§ **What to do**
Copy the data from the line that contains "Read out every word on this page." to its last line, exactly, including both of those lines and leaving out everything before.

§ **Data for this exercise**

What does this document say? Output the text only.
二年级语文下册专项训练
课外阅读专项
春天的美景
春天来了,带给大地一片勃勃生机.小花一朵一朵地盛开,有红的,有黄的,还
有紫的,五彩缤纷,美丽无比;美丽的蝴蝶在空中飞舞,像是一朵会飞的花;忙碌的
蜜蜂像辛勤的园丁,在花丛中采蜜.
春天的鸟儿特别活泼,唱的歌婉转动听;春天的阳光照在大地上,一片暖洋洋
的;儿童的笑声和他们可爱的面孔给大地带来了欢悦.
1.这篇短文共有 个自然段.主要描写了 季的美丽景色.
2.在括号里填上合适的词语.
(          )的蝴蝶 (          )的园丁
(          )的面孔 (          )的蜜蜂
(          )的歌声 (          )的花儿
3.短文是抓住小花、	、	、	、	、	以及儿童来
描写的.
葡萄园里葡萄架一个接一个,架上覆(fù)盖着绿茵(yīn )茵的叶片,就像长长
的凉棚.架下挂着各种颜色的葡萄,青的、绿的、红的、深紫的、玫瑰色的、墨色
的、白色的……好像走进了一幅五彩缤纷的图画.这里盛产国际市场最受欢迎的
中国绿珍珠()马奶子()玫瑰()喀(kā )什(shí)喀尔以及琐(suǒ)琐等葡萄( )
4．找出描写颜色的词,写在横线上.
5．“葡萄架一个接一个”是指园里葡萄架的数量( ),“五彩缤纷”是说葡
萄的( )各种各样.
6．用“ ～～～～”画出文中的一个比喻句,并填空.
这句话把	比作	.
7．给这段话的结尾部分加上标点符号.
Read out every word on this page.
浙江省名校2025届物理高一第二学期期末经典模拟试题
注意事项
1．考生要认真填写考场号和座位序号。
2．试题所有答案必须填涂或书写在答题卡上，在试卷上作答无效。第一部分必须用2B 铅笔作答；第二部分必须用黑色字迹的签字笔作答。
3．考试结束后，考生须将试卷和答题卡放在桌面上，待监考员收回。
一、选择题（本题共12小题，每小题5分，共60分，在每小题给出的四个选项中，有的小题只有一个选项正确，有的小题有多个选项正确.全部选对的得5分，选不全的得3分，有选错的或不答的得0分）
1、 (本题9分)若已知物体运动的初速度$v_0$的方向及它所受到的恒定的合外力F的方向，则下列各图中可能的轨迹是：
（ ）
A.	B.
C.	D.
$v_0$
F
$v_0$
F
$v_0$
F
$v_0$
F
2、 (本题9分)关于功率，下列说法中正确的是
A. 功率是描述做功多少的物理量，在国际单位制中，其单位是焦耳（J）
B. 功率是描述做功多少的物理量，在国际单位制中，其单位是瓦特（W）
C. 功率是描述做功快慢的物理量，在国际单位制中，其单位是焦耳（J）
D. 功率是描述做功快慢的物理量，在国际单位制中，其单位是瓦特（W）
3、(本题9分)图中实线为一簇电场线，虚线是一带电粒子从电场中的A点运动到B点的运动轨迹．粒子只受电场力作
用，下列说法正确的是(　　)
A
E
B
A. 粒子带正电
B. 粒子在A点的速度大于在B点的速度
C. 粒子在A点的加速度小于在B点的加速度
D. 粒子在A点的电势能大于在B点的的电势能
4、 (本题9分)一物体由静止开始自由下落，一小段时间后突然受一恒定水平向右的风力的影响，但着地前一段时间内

§ **Solution to the exercise**
Read out every word on this page.
浙江省名校2025届物理高一第二学期期末经典模拟试题
注意事项
1．考生要认真填写考场号和座位序号。
2．试题所有答案必须填涂或书写在答题卡上，在试卷上作答无效。第一部分必须用2B 铅笔作答；第二部分必须用黑色字迹的签字笔作答。
3．考试结束后，考生须将试卷和答题卡放在桌面上，待监考员收回。
一、选择题（本题共12小题，每小题5分，共60分，在每小题给出的四个选项中，有的小题只有一个选项正确，有的小题有多个选项正确.全部选对的得5分，选不全的得3分，有选错的或不答的得0分）
1、 (本题9分)若已知物体运动的初速度$v_0$的方向及它所受到的恒定的合外力F的方向，则下列各图中可能的轨迹是：
（ ）
A.	B.
C.	D.
$v_0$
F
$v_0$
F
$v_0$
F
$v_0$
F
2、 (本题9分)关于功率，下列说法中正确的是
A. 功率是描述做功多少的物理量，在国际单位制中，其单位是焦耳（J）
B. 功率是描述做功多少的物理量，在国际单位制中，其单位是瓦特（W）
C. 功率是描述做功快慢的物理量，在国际单位制中，其单位是焦耳（J）
D. 功率是描述做功快慢的物理量，在国际单位制中，其单位是瓦特（W）
3、(本题9分)图中实线为一簇电场线，虚线是一带电粒子从电场中的A点运动到B点的运动轨迹．粒子只受电场力作
用，下列说法正确的是(　　)
A
E
B
A. 粒子带正电
B. 粒子在A点的速度大于在B点的速度
C. 粒子在A点的加速度小于在B点的加速度
D. 粒子在A点的电势能大于在B点的的电势能
4、 (本题9分)一物体由静止开始自由下落，一小段时间后突然受一恒定水平向右的风力的影响，但着地前一段时间内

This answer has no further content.